Wherever a line below holds the word "series", copy that line.

#### Provided records

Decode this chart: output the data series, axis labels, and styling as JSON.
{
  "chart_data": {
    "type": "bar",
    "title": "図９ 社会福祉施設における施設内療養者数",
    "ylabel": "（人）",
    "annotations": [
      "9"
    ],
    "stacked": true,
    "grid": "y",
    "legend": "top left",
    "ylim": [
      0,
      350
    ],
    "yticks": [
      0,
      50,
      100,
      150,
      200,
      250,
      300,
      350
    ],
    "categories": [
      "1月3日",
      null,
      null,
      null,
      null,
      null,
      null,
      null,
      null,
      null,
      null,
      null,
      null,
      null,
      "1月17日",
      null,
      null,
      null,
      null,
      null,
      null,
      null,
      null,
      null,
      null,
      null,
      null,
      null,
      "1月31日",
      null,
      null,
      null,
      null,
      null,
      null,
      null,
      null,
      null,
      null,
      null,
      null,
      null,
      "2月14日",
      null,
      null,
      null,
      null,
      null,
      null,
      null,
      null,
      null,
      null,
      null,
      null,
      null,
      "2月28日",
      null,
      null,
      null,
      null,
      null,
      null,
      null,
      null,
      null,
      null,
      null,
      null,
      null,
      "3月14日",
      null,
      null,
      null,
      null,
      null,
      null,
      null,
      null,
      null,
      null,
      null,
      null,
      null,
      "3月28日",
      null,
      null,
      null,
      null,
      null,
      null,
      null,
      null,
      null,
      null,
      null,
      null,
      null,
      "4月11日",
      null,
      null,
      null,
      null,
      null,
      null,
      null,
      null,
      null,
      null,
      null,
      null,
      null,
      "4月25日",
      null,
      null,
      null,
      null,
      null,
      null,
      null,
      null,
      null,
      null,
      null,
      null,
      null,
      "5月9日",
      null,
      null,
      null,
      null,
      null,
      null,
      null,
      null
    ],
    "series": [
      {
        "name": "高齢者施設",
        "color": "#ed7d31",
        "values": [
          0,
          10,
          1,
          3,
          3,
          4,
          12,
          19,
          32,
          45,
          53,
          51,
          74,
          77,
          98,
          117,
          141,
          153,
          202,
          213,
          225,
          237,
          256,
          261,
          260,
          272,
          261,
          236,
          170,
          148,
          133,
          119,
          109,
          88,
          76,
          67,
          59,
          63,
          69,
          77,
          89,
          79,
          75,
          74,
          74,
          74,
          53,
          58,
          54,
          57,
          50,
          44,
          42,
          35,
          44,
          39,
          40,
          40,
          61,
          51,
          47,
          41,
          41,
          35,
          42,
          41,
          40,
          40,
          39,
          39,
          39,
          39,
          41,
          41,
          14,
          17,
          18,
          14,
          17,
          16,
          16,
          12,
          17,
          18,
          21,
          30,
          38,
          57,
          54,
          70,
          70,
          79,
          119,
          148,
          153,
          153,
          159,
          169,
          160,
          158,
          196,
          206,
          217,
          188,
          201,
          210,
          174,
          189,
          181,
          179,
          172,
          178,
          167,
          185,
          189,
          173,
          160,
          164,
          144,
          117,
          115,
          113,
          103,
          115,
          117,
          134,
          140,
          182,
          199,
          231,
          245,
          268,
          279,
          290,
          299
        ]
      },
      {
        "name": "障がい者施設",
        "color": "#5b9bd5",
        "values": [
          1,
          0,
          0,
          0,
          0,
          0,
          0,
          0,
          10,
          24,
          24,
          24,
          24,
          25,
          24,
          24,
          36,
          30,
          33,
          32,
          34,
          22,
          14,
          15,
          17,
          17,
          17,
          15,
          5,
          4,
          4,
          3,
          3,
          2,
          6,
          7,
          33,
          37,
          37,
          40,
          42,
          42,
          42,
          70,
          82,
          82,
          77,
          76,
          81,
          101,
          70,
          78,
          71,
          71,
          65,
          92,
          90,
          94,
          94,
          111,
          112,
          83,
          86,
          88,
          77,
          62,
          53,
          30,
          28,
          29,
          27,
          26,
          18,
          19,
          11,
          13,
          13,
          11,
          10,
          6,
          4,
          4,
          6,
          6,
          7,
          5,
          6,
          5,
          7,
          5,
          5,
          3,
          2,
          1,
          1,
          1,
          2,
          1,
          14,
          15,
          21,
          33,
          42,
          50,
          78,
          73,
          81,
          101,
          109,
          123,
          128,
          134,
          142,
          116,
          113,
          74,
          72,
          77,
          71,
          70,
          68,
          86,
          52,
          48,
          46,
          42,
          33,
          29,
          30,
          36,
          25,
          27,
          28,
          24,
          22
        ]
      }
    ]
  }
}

########

Exercise result
Decode this chart: output the data series, axis labels, and styling as JSON.
    "series": [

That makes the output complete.